REQUIRED TASK
Set down every record once more, exactly as given.

Source records:

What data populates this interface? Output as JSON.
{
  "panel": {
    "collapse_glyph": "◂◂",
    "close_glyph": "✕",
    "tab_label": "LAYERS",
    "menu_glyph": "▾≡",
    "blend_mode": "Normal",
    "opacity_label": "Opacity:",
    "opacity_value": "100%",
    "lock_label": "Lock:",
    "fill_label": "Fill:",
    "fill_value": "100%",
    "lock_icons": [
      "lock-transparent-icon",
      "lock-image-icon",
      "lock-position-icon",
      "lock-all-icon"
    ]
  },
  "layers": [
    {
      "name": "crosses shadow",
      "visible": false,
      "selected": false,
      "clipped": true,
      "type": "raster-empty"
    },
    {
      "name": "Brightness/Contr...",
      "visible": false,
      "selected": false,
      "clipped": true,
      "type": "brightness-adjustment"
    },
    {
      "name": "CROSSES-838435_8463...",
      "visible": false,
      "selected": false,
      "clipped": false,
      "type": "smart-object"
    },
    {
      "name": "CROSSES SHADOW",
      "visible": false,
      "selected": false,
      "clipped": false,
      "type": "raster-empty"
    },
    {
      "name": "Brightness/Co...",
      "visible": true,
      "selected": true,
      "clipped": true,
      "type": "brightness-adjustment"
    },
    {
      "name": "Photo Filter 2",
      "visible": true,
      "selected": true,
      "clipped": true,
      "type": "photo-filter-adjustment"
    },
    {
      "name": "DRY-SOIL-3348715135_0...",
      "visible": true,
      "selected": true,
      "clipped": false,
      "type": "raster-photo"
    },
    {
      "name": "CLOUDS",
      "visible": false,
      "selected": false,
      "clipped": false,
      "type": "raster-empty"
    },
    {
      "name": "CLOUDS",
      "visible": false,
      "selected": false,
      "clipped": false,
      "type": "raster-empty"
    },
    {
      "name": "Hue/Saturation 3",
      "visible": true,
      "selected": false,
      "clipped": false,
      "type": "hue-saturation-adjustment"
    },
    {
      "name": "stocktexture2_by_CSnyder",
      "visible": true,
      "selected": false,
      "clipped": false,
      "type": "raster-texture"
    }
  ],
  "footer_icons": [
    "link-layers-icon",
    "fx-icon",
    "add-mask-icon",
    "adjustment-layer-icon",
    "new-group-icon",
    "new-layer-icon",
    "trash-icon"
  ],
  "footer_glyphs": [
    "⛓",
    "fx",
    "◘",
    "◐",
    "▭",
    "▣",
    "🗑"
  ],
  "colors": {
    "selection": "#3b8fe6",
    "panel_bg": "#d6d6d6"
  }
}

ANSWER TO THE TASK
What data populates this interface? Output as JSON.
{
  "panel": {
    "collapse_glyph": "◂◂",
    "close_glyph": "✕",
    "tab_label": "LAYERS",
    "menu_glyph": "▾≡",
    "blend_mode": "Normal",
    "opacity_label": "Opacity:",
    "opacity_value": "100%",
    "lock_label": "Lock:",
    "fill_label": "Fill:",
    "fill_value": "100%",
    "lock_icons": [
      "lock-transparent-icon",
      "lock-image-icon",
      "lock-position-icon",
      "lock-all-icon"
    ]
  },
  "layers": [
    {
      "name": "crosses shadow",
      "visible": false,
      "selected": false,
      "clipped": true,
      "type": "raster-empty"
    },
    {
      "name": "Brightness/Contr...",
      "visible": false,
      "selected": false,
      "clipped": true,
      "type": "brightness-adjustment"
    },
    {
      "name": "CROSSES-838435_8463...",
      "visible": false,
      "selected": false,
      "clipped": false,
      "type": "smart-object"
    },
    {
      "name": "CROSSES SHADOW",
      "visible": false,
      "selected": false,
      "clipped": false,
      "type": "raster-empty"
    },
    {
      "name": "Brightness/Co...",
      "visible": true,
      "selected": true,
      "clipped": true,
      "type": "brightness-adjustment"
    },
    {
      "name": "Photo Filter 2",
      "visible": true,
      "selected": true,
      "clipped": true,
      "type": "photo-filter-adjustment"
    },
    {
      "name": "DRY-SOIL-3348715135_0...",
      "visible": true,
      "selected": true,
      "clipped": false,
      "type": "raster-photo"
    },
    {
      "name": "CLOUDS",
      "visible": false,
      "selected": false,
      "clipped": false,
      "type": "raster-empty"
    },
    {
      "name": "CLOUDS",
      "visible": false,
      "selected": false,
      "clipped": false,
      "type": "raster-empty"
    },
    {
      "name": "Hue/Saturation 3",
      "visible": true,
      "selected": false,
      "clipped": false,
      "type": "hue-saturation-adjustment"
    },
    {
      "name": "stocktexture2_by_CSnyder",
      "visible": true,
      "selected": false,
      "clipped": false,
      "type": "raster-texture"
    }
  ],
  "footer_icons": [
    "link-layers-icon",
    "fx-icon",
    "add-mask-icon",
    "adjustment-layer-icon",
    "new-group-icon",
    "new-layer-icon",
    "trash-icon"
  ],
  "footer_glyphs": [
    "⛓",
    "fx",
    "◘",
    "◐",
    "▭",
    "▣",
    "🗑"
  ],
  "colors": {
    "selection": "#3b8fe6",
    "panel_bg": "#d6d6d6"
  }
}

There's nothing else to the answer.